Data excerpts:

* * *

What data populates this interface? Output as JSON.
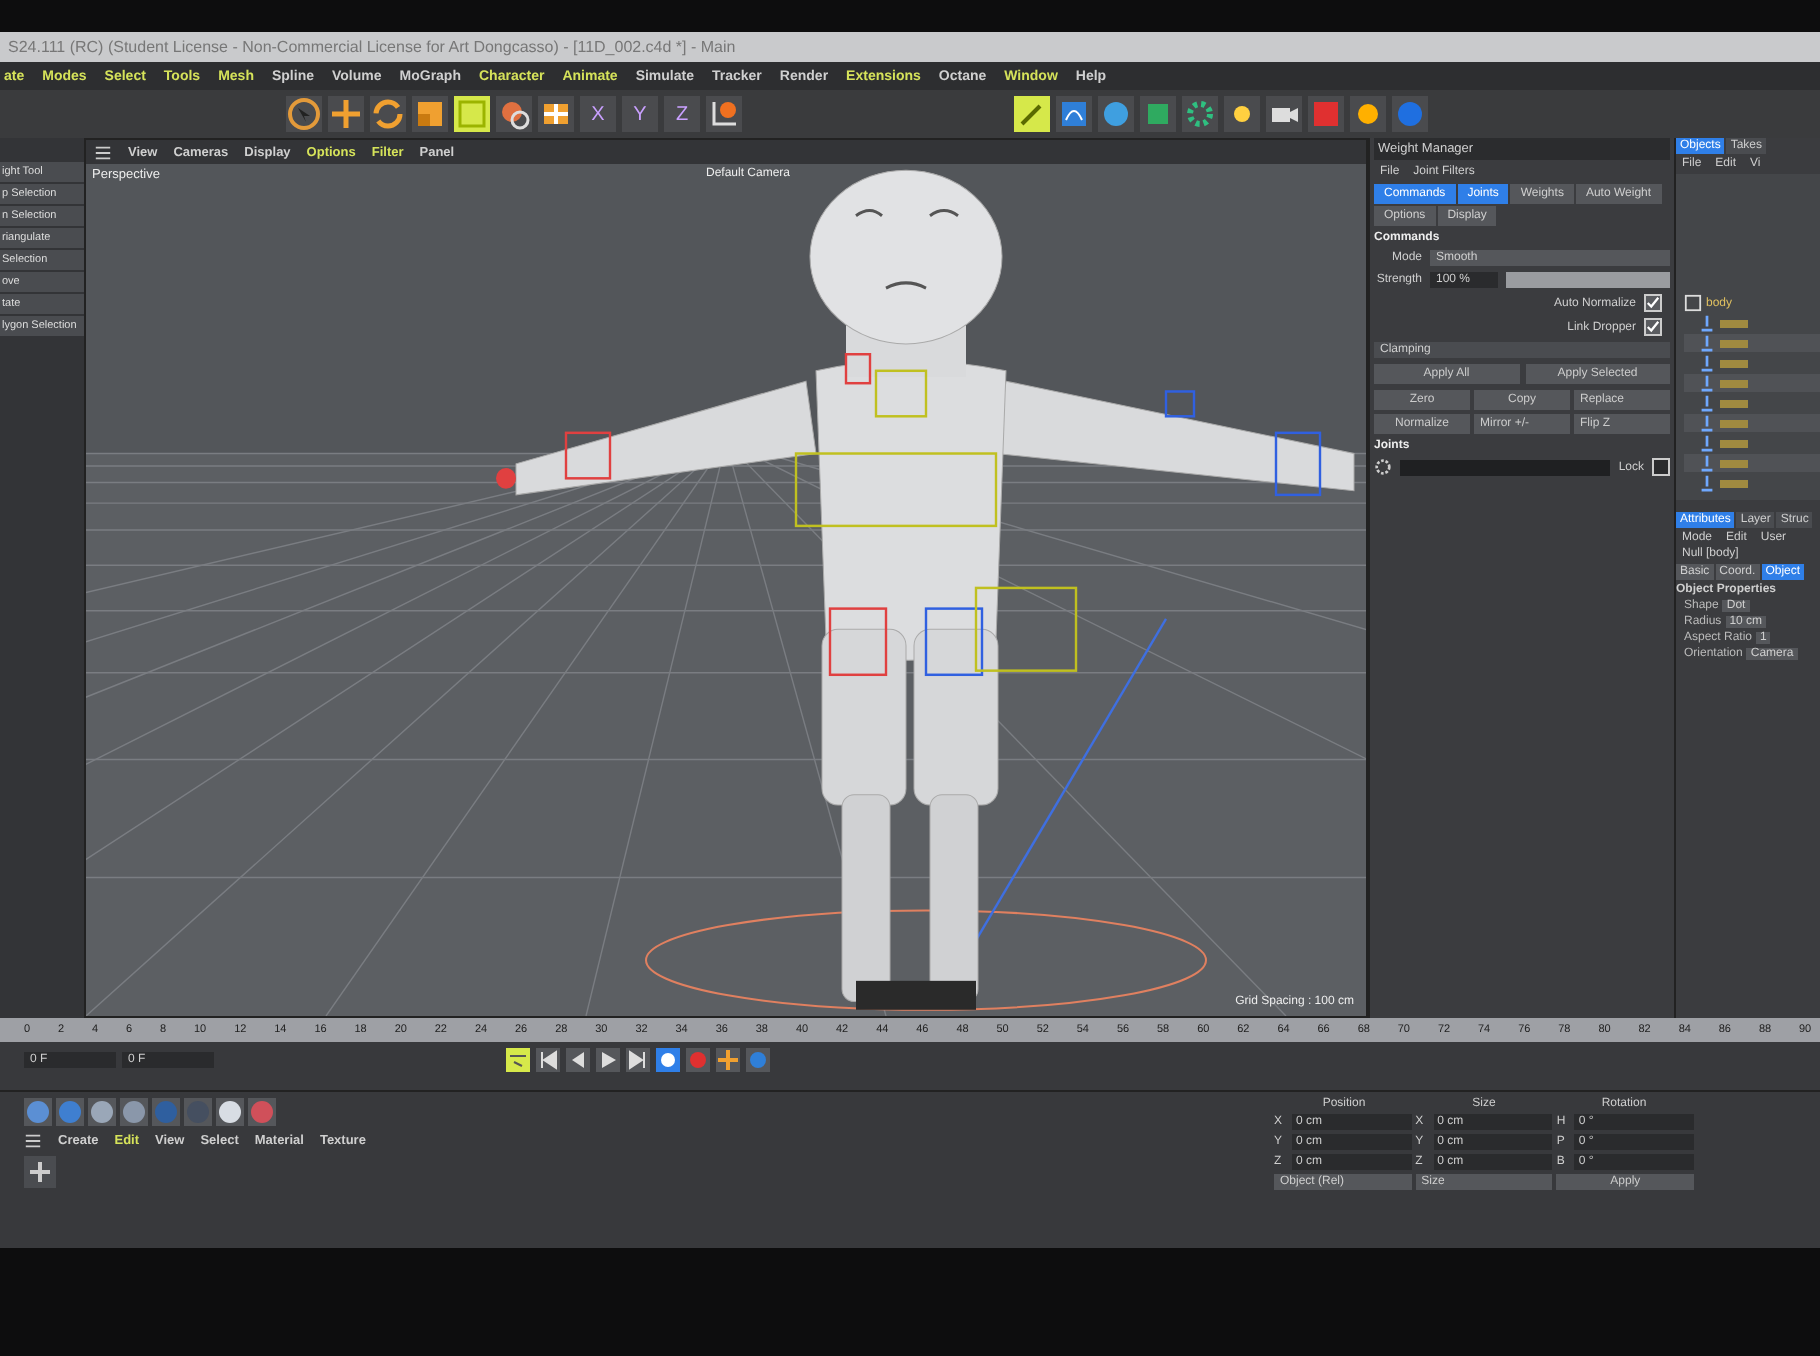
{
  "title_bar": {
    "title": "S24.111 (RC) (Student License - Non-Commercial License for Art Dongcasso) - [11D_002.c4d *] - Main"
  },
  "menu_bar": [
    {
      "label": "ate",
      "highlighted": true
    },
    {
      "label": "Modes",
      "highlighted": true
    },
    {
      "label": "Select",
      "highlighted": true
    },
    {
      "label": "Tools",
      "highlighted": true
    },
    {
      "label": "Mesh",
      "highlighted": true
    },
    {
      "label": "Spline",
      "highlighted": false
    },
    {
      "label": "Volume",
      "highlighted": false
    },
    {
      "label": "MoGraph",
      "highlighted": false
    },
    {
      "label": "Character",
      "highlighted": true
    },
    {
      "label": "Animate",
      "highlighted": true
    },
    {
      "label": "Simulate",
      "highlighted": false
    },
    {
      "label": "Tracker",
      "highlighted": false
    },
    {
      "label": "Render",
      "highlighted": false
    },
    {
      "label": "Extensions",
      "highlighted": true
    },
    {
      "label": "Octane",
      "highlighted": false
    },
    {
      "label": "Window",
      "highlighted": true
    },
    {
      "label": "Help",
      "highlighted": false
    }
  ],
  "toolbar": {
    "axis_buttons": [
      "X",
      "Y",
      "Z"
    ]
  },
  "tool_list": [
    "ight Tool",
    "p Selection",
    "n Selection",
    "riangulate",
    "Selection",
    "ove",
    "tate",
    "lygon Selection"
  ],
  "viewport": {
    "menu": [
      {
        "label": "View",
        "highlighted": false
      },
      {
        "label": "Cameras",
        "highlighted": false
      },
      {
        "label": "Display",
        "highlighted": false
      },
      {
        "label": "Options",
        "highlighted": true
      },
      {
        "label": "Filter",
        "highlighted": true
      },
      {
        "label": "Panel",
        "highlighted": false
      }
    ],
    "label": "Perspective",
    "camera": "Default Camera",
    "grid_spacing": "Grid Spacing : 100 cm"
  },
  "weight_manager": {
    "title": "Weight Manager",
    "menu": [
      "File",
      "Joint Filters"
    ],
    "tabs": [
      {
        "label": "Commands",
        "selected": true
      },
      {
        "label": "Joints",
        "selected": true
      },
      {
        "label": "Weights",
        "selected": false
      },
      {
        "label": "Auto Weight",
        "selected": false
      },
      {
        "label": "Options",
        "selected": false
      },
      {
        "label": "Display",
        "selected": false
      }
    ],
    "section": "Commands",
    "mode_label": "Mode",
    "mode": "Smooth",
    "strength_label": "Strength",
    "strength": "100 %",
    "strength_slider": {
      "level": 1
    },
    "toggles": [
      {
        "label": "Auto Normalize",
        "checked": true
      },
      {
        "label": "Link Dropper",
        "checked": true
      }
    ],
    "clamping": "Clamping",
    "apply_buttons": [
      "Apply All",
      "Apply Selected"
    ],
    "buttons": [
      {
        "label": "Zero",
        "kind": "button"
      },
      {
        "label": "Copy",
        "kind": "button"
      },
      {
        "label": "Replace",
        "kind": "dropdown"
      },
      {
        "label": "Normalize",
        "kind": "button"
      },
      {
        "label": "Mirror +/-",
        "kind": "dropdown"
      },
      {
        "label": "Flip Z",
        "kind": "dropdown"
      }
    ],
    "joints_label": "Joints",
    "lock": {
      "label": "Lock",
      "checked": false
    }
  },
  "object_manager": {
    "tabs": [
      {
        "label": "Objects",
        "selected": true
      },
      {
        "label": "Takes",
        "selected": false
      }
    ],
    "menu": [
      "File",
      "Edit",
      "Vi"
    ],
    "root": "body"
  },
  "attributes": {
    "tabs": [
      {
        "label": "Attributes",
        "selected": true
      },
      {
        "label": "Layer",
        "selected": false
      },
      {
        "label": "Struc",
        "selected": false
      }
    ],
    "menu": [
      "Mode",
      "Edit",
      "User"
    ],
    "object": "Null [body]",
    "sub_tabs": [
      {
        "label": "Basic",
        "selected": false
      },
      {
        "label": "Coord.",
        "selected": false
      },
      {
        "label": "Object",
        "selected": true
      }
    ],
    "section": "Object Properties",
    "fields": [
      {
        "label": "Shape",
        "value": "Dot"
      },
      {
        "label": "Radius",
        "value": "10 cm"
      },
      {
        "label": "Aspect Ratio",
        "value": "1"
      },
      {
        "label": "Orientation",
        "value": "Camera"
      }
    ]
  },
  "timeline": {
    "ticks": [
      "0",
      "2",
      "4",
      "6",
      "8",
      "10",
      "12",
      "14",
      "16",
      "18",
      "20",
      "22",
      "24",
      "26",
      "28",
      "30",
      "32",
      "34",
      "36",
      "38",
      "40",
      "42",
      "44",
      "46",
      "48",
      "50",
      "52",
      "54",
      "56",
      "58",
      "60",
      "62",
      "64",
      "66",
      "68",
      "70",
      "72",
      "74",
      "76",
      "78",
      "80",
      "82",
      "84",
      "86",
      "88",
      "90"
    ],
    "frame_fields": [
      "0 F",
      "0 F"
    ]
  },
  "material_manager": {
    "menu": [
      {
        "label": "Create",
        "highlighted": false
      },
      {
        "label": "Edit",
        "highlighted": true
      },
      {
        "label": "View",
        "highlighted": false
      },
      {
        "label": "Select",
        "highlighted": false
      },
      {
        "label": "Material",
        "highlighted": false
      },
      {
        "label": "Texture",
        "highlighted": false
      }
    ]
  },
  "coordinates": {
    "headers": [
      "Position",
      "Size",
      "Rotation"
    ],
    "rows": [
      {
        "axis": "X",
        "position": "0 cm",
        "size_axis": "X",
        "size": "0 cm",
        "rot_axis": "H",
        "rotation": "0 °"
      },
      {
        "axis": "Y",
        "position": "0 cm",
        "size_axis": "Y",
        "size": "0 cm",
        "rot_axis": "P",
        "rotation": "0 °"
      },
      {
        "axis": "Z",
        "position": "0 cm",
        "size_axis": "Z",
        "size": "0 cm",
        "rot_axis": "B",
        "rotation": "0 °"
      }
    ],
    "mode": "Object (Rel)",
    "size_mode": "Size",
    "apply": "Apply"
  }
}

* * *

Print each record exactly as it stands, leaving the images out.

What data populates this interface? Output as JSON.
{
  "title_bar": {
    "title": "S24.111 (RC) (Student License - Non-Commercial License for Art Dongcasso) - [11D_002.c4d *] - Main"
  },
  "menu_bar": [
    {
      "label": "ate",
      "highlighted": true
    },
    {
      "label": "Modes",
      "highlighted": true
    },
    {
      "label": "Select",
      "highlighted": true
    },
    {
      "label": "Tools",
      "highlighted": true
    },
    {
      "label": "Mesh",
      "highlighted": true
    },
    {
      "label": "Spline",
      "highlighted": false
    },
    {
      "label": "Volume",
      "highlighted": false
    },
    {
      "label": "MoGraph",
      "highlighted": false
    },
    {
      "label": "Character",
      "highlighted": true
    },
    {
      "label": "Animate",
      "highlighted": true
    },
    {
      "label": "Simulate",
      "highlighted": false
    },
    {
      "label": "Tracker",
      "highlighted": false
    },
    {
      "label": "Render",
      "highlighted": false
    },
    {
      "label": "Extensions",
      "highlighted": true
    },
    {
      "label": "Octane",
      "highlighted": false
    },
    {
      "label": "Window",
      "highlighted": true
    },
    {
      "label": "Help",
      "highlighted": false
    }
  ],
  "toolbar": {
    "axis_buttons": [
      "X",
      "Y",
      "Z"
    ]
  },
  "tool_list": [
    "ight Tool",
    "p Selection",
    "n Selection",
    "riangulate",
    "Selection",
    "ove",
    "tate",
    "lygon Selection"
  ],
  "viewport": {
    "menu": [
      {
        "label": "View",
        "highlighted": false
      },
      {
        "label": "Cameras",
        "highlighted": false
      },
      {
        "label": "Display",
        "highlighted": false
      },
      {
        "label": "Options",
        "highlighted": true
      },
      {
        "label": "Filter",
        "highlighted": true
      },
      {
        "label": "Panel",
        "highlighted": false
      }
    ],
    "label": "Perspective",
    "camera": "Default Camera",
    "grid_spacing": "Grid Spacing : 100 cm"
  },
  "weight_manager": {
    "title": "Weight Manager",
    "menu": [
      "File",
      "Joint Filters"
    ],
    "tabs": [
      {
        "label": "Commands",
        "selected": true
      },
      {
        "label": "Joints",
        "selected": true
      },
      {
        "label": "Weights",
        "selected": false
      },
      {
        "label": "Auto Weight",
        "selected": false
      },
      {
        "label": "Options",
        "selected": false
      },
      {
        "label": "Display",
        "selected": false
      }
    ],
    "section": "Commands",
    "mode_label": "Mode",
    "mode": "Smooth",
    "strength_label": "Strength",
    "strength": "100 %",
    "strength_slider": {
      "level": 1
    },
    "toggles": [
      {
        "label": "Auto Normalize",
        "checked": true
      },
      {
        "label": "Link Dropper",
        "checked": true
      }
    ],
    "clamping": "Clamping",
    "apply_buttons": [
      "Apply All",
      "Apply Selected"
    ],
    "buttons": [
      {
        "label": "Zero",
        "kind": "button"
      },
      {
        "label": "Copy",
        "kind": "button"
      },
      {
        "label": "Replace",
        "kind": "dropdown"
      },
      {
        "label": "Normalize",
        "kind": "button"
      },
      {
        "label": "Mirror +/-",
        "kind": "dropdown"
      },
      {
        "label": "Flip Z",
        "kind": "dropdown"
      }
    ],
    "joints_label": "Joints",
    "lock": {
      "label": "Lock",
      "checked": false
    }
  },
  "object_manager": {
    "tabs": [
      {
        "label": "Objects",
        "selected": true
      },
      {
        "label": "Takes",
        "selected": false
      }
    ],
    "menu": [
      "File",
      "Edit",
      "Vi"
    ],
    "root": "body"
  },
  "attributes": {
    "tabs": [
      {
        "label": "Attributes",
        "selected": true
      },
      {
        "label": "Layer",
        "selected": false
      },
      {
        "label": "Struc",
        "selected": false
      }
    ],
    "menu": [
      "Mode",
      "Edit",
      "User"
    ],
    "object": "Null [body]",
    "sub_tabs": [
      {
        "label": "Basic",
        "selected": false
      },
      {
        "label": "Coord.",
        "selected": false
      },
      {
        "label": "Object",
        "selected": true
      }
    ],
    "section": "Object Properties",
    "fields": [
      {
        "label": "Shape",
        "value": "Dot"
      },
      {
        "label": "Radius",
        "value": "10 cm"
      },
      {
        "label": "Aspect Ratio",
        "value": "1"
      },
      {
        "label": "Orientation",
        "value": "Camera"
      }
    ]
  },
  "timeline": {
    "ticks": [
      "0",
      "2",
      "4",
      "6",
      "8",
      "10",
      "12",
      "14",
      "16",
      "18",
      "20",
      "22",
      "24",
      "26",
      "28",
      "30",
      "32",
      "34",
      "36",
      "38",
      "40",
      "42",
      "44",
      "46",
      "48",
      "50",
      "52",
      "54",
      "56",
      "58",
      "60",
      "62",
      "64",
      "66",
      "68",
      "70",
      "72",
      "74",
      "76",
      "78",
      "80",
      "82",
      "84",
      "86",
      "88",
      "90"
    ],
    "frame_fields": [
      "0 F",
      "0 F"
    ]
  },
  "material_manager": {
    "menu": [
      {
        "label": "Create",
        "highlighted": false
      },
      {
        "label": "Edit",
        "highlighted": true
      },
      {
        "label": "View",
        "highlighted": false
      },
      {
        "label": "Select",
        "highlighted": false
      },
      {
        "label": "Material",
        "highlighted": false
      },
      {
        "label": "Texture",
        "highlighted": false
      }
    ]
  },
  "coordinates": {
    "headers": [
      "Position",
      "Size",
      "Rotation"
    ],
    "rows": [
      {
        "axis": "X",
        "position": "0 cm",
        "size_axis": "X",
        "size": "0 cm",
        "rot_axis": "H",
        "rotation": "0 °"
      },
      {
        "axis": "Y",
        "position": "0 cm",
        "size_axis": "Y",
        "size": "0 cm",
        "rot_axis": "P",
        "rotation": "0 °"
      },
      {
        "axis": "Z",
        "position": "0 cm",
        "size_axis": "Z",
        "size": "0 cm",
        "rot_axis": "B",
        "rotation": "0 °"
      }
    ],
    "mode": "Object (Rel)",
    "size_mode": "Size",
    "apply": "Apply"
  }
}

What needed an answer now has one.